[Exercise description] Gather up all lines that carry the word "title".

[Input material]
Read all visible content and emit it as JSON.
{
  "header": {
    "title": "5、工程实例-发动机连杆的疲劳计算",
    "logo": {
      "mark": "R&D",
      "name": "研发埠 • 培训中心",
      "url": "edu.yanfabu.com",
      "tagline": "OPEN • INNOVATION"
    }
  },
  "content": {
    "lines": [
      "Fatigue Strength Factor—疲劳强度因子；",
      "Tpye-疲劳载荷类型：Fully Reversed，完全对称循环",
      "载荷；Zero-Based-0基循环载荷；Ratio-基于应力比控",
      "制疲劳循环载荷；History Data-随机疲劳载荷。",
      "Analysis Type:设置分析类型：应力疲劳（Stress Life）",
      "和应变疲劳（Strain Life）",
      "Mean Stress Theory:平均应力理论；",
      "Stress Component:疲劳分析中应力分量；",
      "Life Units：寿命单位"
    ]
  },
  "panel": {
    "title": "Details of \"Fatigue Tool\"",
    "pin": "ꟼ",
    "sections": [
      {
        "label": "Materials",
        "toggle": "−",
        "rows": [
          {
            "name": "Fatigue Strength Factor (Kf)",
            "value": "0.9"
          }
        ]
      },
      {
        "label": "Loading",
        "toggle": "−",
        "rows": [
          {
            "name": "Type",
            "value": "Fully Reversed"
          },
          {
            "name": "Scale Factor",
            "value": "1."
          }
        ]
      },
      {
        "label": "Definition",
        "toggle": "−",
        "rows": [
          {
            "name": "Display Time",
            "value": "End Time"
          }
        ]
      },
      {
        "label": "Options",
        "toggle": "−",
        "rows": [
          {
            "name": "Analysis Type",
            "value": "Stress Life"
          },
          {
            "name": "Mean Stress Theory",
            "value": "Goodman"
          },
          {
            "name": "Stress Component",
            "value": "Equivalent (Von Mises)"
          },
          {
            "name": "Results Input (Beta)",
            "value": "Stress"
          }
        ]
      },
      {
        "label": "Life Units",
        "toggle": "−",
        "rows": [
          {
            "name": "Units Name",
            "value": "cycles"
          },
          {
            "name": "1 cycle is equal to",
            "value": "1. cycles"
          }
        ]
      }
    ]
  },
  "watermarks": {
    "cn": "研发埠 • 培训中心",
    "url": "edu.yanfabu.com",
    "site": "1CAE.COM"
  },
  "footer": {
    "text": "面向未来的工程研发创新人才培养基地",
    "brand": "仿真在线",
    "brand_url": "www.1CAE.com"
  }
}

[Written solution]
    "title": "5、工程实例-发动机连杆的疲劳计算",
    "title": "Details of \"Fatigue Tool\"",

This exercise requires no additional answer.